* Begin *

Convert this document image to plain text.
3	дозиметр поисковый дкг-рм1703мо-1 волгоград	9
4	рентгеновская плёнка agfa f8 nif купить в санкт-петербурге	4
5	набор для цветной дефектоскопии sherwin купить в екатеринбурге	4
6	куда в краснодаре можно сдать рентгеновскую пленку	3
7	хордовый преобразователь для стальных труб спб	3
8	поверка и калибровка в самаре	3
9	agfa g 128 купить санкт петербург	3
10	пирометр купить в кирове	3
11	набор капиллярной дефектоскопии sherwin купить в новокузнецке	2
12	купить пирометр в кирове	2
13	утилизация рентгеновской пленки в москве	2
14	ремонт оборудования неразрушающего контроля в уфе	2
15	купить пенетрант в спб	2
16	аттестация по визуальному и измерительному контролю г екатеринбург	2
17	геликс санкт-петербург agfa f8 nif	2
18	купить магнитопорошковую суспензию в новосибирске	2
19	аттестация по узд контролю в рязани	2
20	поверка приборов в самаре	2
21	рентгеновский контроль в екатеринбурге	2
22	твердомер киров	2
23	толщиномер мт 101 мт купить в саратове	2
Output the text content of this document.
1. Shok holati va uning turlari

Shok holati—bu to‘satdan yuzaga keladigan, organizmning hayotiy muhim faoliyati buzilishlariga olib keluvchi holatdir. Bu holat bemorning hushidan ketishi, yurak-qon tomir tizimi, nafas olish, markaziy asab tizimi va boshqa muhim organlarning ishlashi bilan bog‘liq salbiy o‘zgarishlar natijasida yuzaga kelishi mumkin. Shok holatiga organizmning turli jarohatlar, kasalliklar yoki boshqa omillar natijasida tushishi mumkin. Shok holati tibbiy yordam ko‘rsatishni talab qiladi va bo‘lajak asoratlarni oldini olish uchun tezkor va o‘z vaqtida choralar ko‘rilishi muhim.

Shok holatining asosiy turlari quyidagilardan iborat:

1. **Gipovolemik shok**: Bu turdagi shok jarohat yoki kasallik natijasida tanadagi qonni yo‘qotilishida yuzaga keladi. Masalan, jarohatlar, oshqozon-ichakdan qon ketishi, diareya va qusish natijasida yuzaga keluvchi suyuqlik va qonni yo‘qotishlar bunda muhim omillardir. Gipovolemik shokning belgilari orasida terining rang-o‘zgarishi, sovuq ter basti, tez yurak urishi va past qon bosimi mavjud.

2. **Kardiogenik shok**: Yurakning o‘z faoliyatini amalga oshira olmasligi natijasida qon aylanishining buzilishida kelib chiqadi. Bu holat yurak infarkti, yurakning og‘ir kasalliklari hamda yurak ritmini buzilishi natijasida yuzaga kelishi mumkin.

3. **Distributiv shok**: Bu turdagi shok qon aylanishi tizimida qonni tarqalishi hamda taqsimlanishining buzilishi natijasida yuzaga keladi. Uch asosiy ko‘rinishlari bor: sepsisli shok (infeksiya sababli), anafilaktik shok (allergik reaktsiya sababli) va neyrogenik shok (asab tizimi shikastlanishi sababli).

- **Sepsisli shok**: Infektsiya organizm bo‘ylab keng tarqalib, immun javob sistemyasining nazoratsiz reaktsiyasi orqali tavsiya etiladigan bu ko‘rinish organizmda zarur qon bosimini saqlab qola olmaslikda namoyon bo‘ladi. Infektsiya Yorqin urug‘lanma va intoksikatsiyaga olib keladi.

* End *

# Required task
Search the records for the string "buzilishi" and return every line in which it occurs.

# Result of the exercise
2. **Kardiogenik shok**: Yurakning o‘z faoliyatini amalga oshira olmasligi natijasida qon aylanishining buzilishida kelib chiqadi. Bu holat yurak infarkti, yurakning og‘ir kasalliklari hamda yurak ritmini buzilishi natijasida yuzaga kelishi mumkin.
3. **Distributiv shok**: Bu turdagi shok qon aylanishi tizimida qonni tarqalishi hamda taqsimlanishining buzilishi natijasida yuzaga keladi. Uch asosiy ko‘rinishlari bor: sepsisli shok (infeksiya sababli), anafilaktik shok (allergik reaktsiya sababli) va neyrogenik shok (asab tizimi shikastlanishi sababli).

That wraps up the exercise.